• [CHALLENGE] Rewrite the part of the listing that runs from its first line through the line containing "- data-point: [218, 264, 226, 273]", changing "Enumerate" to "List" and leaving everything else as it is.

• [DATA SHOWN]
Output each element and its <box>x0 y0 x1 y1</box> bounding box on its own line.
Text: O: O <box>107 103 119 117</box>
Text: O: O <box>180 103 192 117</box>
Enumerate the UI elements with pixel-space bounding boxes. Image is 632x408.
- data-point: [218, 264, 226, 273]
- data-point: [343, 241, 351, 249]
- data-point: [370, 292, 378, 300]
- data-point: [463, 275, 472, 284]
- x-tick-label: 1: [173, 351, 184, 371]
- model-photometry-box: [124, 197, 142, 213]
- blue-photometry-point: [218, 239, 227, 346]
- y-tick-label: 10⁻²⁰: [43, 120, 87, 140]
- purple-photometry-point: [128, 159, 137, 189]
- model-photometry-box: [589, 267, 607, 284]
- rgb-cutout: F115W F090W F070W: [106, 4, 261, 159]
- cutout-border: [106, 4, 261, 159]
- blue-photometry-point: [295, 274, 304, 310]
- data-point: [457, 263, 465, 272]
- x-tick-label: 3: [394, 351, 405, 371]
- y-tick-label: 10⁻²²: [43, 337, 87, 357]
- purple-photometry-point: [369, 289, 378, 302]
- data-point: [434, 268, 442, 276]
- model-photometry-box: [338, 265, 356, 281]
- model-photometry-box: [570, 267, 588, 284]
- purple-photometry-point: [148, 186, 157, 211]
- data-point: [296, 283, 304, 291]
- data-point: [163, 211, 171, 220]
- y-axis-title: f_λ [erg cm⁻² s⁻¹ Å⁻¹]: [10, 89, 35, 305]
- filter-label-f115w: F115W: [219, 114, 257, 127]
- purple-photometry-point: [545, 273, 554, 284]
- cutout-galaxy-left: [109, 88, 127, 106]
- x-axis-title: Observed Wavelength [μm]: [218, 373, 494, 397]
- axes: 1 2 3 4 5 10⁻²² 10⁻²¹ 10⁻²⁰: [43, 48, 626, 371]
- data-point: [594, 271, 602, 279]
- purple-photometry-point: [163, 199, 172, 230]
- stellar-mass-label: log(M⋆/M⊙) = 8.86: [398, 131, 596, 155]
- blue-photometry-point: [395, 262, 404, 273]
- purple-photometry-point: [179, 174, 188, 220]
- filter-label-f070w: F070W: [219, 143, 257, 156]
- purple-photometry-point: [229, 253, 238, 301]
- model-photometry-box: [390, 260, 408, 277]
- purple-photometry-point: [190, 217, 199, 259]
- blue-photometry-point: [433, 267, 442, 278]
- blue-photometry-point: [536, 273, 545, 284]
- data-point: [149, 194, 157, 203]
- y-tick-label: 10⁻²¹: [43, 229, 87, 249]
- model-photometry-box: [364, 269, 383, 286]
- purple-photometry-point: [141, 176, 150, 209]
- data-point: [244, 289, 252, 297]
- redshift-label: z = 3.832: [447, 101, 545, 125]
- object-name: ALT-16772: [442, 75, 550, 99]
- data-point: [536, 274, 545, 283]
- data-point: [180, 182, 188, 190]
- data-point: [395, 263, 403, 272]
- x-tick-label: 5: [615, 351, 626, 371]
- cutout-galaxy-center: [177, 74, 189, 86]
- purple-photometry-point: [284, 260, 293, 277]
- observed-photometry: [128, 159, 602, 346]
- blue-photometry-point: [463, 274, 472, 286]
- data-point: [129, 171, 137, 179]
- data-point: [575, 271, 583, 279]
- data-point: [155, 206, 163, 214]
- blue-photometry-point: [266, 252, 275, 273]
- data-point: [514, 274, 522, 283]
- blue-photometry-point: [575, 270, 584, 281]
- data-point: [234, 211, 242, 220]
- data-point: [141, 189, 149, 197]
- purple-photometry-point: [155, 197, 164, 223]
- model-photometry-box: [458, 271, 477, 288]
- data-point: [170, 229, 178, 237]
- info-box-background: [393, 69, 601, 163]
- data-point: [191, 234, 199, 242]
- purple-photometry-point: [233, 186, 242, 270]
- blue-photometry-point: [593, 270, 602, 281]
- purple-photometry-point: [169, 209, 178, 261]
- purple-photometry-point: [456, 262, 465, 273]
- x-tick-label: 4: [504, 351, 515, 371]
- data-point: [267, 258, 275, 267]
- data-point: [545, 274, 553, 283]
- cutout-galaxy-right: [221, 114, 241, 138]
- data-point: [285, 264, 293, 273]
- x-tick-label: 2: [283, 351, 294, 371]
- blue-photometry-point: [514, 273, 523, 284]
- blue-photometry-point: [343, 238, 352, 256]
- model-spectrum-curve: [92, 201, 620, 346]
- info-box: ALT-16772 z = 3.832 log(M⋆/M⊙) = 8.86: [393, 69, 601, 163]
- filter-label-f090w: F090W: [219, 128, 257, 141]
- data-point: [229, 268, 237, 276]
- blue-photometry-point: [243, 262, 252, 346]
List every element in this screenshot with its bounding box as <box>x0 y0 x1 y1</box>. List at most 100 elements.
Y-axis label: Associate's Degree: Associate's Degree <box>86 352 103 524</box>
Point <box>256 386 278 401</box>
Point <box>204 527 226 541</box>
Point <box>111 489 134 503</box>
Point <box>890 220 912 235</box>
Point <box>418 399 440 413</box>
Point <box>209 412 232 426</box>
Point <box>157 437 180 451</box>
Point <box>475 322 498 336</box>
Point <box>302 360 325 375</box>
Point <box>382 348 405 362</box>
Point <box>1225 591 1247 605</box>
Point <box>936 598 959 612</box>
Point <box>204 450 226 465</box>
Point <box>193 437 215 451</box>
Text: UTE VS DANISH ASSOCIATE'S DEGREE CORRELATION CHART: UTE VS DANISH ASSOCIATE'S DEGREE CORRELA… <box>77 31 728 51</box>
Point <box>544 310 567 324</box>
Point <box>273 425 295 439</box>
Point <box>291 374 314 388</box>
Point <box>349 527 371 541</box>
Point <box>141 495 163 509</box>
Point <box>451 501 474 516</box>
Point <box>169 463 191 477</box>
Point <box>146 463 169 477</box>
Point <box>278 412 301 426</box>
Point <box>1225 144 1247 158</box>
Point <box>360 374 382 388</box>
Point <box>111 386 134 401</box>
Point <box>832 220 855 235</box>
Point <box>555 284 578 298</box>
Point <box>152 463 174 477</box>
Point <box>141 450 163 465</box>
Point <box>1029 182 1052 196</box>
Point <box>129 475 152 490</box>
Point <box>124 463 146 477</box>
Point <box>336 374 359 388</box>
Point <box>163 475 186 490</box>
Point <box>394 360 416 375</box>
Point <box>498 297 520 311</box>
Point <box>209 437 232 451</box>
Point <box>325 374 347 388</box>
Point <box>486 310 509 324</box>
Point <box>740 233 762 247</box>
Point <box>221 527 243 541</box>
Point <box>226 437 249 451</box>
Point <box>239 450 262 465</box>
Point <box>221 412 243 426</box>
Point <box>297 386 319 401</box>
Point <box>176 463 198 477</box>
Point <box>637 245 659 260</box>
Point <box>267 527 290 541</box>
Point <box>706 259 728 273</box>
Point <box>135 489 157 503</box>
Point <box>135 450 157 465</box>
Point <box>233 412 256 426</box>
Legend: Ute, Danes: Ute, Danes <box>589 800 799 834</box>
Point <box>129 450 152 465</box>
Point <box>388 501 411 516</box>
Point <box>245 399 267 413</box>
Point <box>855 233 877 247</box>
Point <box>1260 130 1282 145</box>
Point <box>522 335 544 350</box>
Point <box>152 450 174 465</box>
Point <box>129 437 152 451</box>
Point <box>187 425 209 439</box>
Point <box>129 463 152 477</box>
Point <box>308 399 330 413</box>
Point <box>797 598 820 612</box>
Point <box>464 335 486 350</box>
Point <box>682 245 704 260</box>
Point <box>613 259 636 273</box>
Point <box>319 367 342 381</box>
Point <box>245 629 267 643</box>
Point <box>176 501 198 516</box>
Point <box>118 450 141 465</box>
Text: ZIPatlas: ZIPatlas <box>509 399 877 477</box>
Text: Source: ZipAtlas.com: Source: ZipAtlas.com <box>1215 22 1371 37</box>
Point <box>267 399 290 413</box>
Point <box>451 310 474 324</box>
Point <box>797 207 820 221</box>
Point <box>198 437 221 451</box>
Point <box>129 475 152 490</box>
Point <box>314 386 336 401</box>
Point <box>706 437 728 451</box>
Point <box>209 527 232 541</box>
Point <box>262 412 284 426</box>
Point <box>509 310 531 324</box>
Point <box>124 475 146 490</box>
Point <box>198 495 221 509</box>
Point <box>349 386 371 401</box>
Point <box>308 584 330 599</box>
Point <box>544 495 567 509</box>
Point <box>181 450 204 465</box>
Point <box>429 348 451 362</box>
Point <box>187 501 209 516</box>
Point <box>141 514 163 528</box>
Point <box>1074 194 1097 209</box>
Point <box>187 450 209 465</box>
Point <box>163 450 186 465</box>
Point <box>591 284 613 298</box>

• [TASK RESULT]
Output each element and its <box>x0 y0 x1 y1</box> bounding box on its own line.
Text: O: O <box>107 103 119 117</box>
Text: O: O <box>180 103 192 117</box>
List the UI elements with pixel-space bounding boxes. Image is 632x408.
- data-point: [218, 264, 226, 273]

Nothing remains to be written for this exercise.